# Your task:
Every line that holds the string "What" is to be identified and copied.

# Dataset content:
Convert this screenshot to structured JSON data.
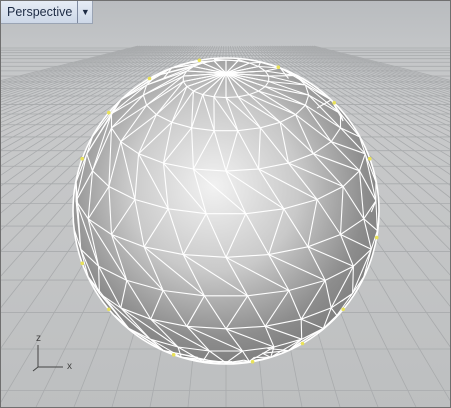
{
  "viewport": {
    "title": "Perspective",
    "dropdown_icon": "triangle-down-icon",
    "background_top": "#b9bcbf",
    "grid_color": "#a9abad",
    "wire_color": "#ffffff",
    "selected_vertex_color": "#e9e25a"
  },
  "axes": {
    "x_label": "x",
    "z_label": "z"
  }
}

---

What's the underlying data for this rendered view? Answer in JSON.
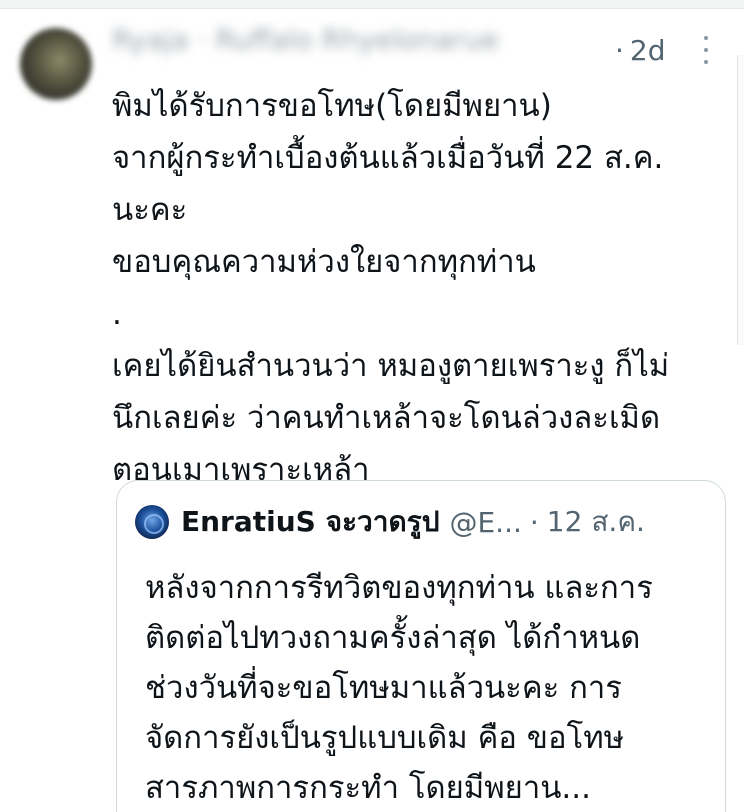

* * *

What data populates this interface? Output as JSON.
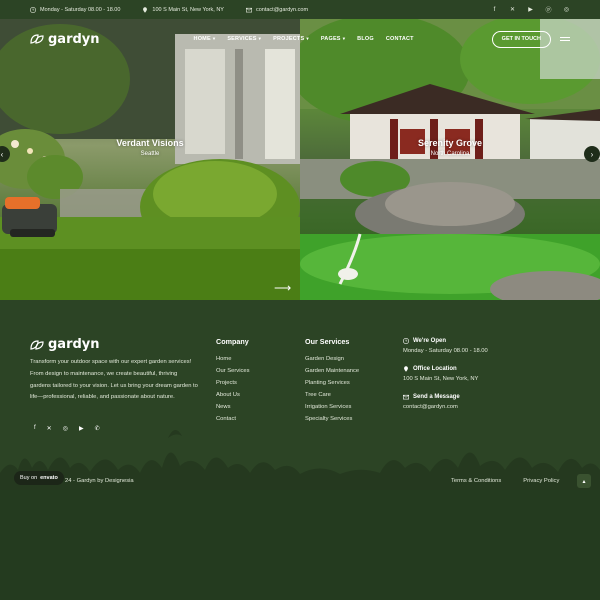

# Result of this task:
What's the underlying data for this rendered view? Answer in JSON.
What data populates this interface? Output as JSON.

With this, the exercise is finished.